[start Data for the task]
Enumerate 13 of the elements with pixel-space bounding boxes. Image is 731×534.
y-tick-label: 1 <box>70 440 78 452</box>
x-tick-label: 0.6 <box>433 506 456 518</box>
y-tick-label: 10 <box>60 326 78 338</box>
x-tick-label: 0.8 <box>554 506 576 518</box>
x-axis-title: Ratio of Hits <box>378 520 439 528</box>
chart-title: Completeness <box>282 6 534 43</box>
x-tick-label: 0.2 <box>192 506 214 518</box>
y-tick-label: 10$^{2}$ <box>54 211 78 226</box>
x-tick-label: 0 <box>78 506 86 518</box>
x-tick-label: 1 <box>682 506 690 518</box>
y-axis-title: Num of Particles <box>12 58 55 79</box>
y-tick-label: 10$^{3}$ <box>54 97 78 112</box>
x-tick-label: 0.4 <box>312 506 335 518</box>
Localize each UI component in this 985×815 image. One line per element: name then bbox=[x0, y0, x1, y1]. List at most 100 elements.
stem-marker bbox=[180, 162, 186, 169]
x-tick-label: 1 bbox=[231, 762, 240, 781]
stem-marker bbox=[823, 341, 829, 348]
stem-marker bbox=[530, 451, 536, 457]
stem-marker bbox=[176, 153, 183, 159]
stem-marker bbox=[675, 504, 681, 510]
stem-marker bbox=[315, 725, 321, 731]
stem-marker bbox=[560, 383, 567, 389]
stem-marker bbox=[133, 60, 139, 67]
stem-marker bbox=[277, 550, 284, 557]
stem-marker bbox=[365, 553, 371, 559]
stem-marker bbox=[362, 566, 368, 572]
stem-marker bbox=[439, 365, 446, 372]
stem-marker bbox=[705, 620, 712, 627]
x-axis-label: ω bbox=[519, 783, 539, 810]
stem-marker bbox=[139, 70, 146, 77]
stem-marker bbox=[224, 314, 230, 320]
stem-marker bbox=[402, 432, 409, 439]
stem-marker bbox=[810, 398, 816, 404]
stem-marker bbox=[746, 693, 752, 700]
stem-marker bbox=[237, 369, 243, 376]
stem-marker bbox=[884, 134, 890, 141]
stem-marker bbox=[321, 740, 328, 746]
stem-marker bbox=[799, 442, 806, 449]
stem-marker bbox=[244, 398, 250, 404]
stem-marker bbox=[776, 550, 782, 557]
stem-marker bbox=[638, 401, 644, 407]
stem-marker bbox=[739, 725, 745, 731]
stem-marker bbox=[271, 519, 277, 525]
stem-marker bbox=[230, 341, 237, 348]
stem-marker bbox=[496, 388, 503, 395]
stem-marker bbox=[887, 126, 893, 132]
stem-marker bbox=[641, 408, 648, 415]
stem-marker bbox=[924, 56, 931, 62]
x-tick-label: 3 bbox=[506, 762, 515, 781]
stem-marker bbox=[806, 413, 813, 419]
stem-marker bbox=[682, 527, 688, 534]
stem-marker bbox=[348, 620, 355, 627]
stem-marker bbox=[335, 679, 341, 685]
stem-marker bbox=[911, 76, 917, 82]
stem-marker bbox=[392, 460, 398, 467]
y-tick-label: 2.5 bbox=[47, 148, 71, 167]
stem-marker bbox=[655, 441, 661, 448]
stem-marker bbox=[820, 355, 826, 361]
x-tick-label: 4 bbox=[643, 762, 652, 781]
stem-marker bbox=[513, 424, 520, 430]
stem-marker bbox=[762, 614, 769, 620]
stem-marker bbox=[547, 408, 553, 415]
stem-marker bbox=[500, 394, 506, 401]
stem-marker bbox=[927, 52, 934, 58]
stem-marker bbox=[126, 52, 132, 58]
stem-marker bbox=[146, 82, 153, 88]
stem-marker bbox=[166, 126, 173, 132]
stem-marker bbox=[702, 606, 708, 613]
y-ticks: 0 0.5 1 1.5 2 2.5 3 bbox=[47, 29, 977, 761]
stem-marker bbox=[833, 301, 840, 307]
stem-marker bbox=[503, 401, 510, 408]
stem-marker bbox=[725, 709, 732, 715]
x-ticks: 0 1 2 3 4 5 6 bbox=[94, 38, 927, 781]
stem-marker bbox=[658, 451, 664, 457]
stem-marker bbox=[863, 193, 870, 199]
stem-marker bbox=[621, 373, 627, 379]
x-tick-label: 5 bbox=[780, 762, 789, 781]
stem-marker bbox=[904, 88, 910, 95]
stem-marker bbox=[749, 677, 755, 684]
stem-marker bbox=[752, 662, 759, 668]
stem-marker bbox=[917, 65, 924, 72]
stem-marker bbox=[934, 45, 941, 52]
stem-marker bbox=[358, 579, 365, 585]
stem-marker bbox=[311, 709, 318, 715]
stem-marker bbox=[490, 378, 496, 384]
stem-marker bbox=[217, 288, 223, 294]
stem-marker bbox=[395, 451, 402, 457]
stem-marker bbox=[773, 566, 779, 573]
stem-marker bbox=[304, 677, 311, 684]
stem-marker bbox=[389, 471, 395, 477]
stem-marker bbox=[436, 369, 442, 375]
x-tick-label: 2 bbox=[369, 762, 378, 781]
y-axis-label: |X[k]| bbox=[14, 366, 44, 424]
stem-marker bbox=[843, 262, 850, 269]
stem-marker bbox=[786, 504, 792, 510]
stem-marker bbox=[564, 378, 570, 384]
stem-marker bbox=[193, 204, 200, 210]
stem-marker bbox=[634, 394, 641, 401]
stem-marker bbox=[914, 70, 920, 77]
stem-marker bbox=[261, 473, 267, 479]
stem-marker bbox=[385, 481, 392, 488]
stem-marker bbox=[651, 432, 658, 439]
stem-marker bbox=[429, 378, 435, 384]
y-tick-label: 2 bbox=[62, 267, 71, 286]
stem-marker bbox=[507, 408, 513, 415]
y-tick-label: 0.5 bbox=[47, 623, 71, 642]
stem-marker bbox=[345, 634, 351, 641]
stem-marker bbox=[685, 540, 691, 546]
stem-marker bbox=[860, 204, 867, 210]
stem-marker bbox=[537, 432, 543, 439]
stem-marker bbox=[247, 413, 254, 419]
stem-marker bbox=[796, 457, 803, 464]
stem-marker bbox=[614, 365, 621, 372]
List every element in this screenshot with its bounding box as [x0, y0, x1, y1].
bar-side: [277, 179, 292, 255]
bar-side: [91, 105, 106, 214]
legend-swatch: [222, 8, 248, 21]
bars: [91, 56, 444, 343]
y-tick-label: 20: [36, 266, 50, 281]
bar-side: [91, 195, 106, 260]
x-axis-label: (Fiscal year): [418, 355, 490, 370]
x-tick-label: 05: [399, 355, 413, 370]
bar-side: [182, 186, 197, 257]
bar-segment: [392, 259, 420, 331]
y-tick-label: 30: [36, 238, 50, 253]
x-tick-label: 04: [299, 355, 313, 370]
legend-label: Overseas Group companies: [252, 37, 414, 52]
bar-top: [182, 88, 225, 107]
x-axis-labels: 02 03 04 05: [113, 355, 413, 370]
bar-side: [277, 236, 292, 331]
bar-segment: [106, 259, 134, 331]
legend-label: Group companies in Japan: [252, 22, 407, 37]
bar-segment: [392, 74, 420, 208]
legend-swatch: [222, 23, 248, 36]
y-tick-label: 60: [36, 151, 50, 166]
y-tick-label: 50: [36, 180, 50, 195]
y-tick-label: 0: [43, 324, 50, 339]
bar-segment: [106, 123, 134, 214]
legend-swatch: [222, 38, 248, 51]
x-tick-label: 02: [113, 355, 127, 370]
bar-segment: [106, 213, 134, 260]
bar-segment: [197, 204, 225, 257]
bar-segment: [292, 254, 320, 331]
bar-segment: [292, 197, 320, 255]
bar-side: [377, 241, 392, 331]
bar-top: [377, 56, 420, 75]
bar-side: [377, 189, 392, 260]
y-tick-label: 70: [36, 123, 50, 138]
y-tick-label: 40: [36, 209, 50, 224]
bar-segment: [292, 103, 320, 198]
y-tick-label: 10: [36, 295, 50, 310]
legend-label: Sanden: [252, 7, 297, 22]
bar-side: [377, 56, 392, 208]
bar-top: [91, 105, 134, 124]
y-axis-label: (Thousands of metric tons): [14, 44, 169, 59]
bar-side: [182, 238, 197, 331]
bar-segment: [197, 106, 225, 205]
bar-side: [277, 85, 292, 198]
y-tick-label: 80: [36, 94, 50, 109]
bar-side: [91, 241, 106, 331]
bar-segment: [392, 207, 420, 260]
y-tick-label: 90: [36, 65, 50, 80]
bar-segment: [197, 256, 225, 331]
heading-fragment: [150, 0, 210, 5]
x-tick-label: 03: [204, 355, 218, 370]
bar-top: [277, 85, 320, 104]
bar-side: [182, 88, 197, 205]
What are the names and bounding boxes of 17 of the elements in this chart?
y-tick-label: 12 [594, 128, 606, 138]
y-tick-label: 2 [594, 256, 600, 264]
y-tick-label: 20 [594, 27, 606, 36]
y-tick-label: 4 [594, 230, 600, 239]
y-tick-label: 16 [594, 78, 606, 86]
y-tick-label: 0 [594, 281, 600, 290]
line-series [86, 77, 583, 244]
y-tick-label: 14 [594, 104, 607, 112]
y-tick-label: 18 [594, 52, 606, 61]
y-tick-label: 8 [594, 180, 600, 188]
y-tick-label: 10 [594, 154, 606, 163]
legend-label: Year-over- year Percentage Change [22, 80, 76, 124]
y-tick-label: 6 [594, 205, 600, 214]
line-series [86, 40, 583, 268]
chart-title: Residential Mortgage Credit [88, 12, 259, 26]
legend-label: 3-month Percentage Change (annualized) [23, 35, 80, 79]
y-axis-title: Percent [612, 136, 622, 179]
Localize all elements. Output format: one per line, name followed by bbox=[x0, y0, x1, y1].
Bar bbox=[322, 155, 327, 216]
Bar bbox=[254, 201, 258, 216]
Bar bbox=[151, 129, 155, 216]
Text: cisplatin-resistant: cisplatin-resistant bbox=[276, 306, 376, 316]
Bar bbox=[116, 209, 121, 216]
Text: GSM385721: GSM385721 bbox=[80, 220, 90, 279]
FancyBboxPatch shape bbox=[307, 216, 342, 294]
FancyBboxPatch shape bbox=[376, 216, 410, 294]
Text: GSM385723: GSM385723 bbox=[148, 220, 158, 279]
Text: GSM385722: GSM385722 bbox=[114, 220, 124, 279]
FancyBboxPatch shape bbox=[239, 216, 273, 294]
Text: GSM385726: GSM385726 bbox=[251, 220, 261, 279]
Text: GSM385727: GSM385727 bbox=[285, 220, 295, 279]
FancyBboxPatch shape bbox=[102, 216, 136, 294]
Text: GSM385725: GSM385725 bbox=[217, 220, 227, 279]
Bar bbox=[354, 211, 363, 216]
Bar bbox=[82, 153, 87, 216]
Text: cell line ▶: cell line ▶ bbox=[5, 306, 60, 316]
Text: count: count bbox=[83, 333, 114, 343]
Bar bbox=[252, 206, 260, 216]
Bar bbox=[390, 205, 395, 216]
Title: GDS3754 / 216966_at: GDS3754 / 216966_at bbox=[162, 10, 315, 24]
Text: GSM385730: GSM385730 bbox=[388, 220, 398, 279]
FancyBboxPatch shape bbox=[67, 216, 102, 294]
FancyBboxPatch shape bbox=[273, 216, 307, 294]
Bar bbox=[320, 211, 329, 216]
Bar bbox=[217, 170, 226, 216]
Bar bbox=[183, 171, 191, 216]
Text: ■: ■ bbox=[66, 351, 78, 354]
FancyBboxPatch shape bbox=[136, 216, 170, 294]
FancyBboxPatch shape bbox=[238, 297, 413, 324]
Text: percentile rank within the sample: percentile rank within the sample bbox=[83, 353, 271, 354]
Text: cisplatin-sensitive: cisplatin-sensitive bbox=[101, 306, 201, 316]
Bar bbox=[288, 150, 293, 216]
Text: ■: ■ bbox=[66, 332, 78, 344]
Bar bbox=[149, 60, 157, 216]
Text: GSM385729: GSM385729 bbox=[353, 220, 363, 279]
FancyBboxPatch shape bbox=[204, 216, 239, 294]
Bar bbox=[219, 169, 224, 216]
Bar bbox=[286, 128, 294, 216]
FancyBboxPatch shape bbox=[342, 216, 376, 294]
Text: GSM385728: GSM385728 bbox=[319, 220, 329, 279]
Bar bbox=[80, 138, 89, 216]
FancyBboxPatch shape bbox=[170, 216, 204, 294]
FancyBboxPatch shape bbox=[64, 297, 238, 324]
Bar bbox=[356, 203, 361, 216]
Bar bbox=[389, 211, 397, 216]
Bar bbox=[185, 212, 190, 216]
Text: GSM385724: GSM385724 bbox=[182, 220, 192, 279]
[end Data for the task]
● **What you are asked to do**
Tally the lines of the entries above that contain the word "year", treating uppercase and lowercase as different, and give only the number.

● **Response to this exercise**
2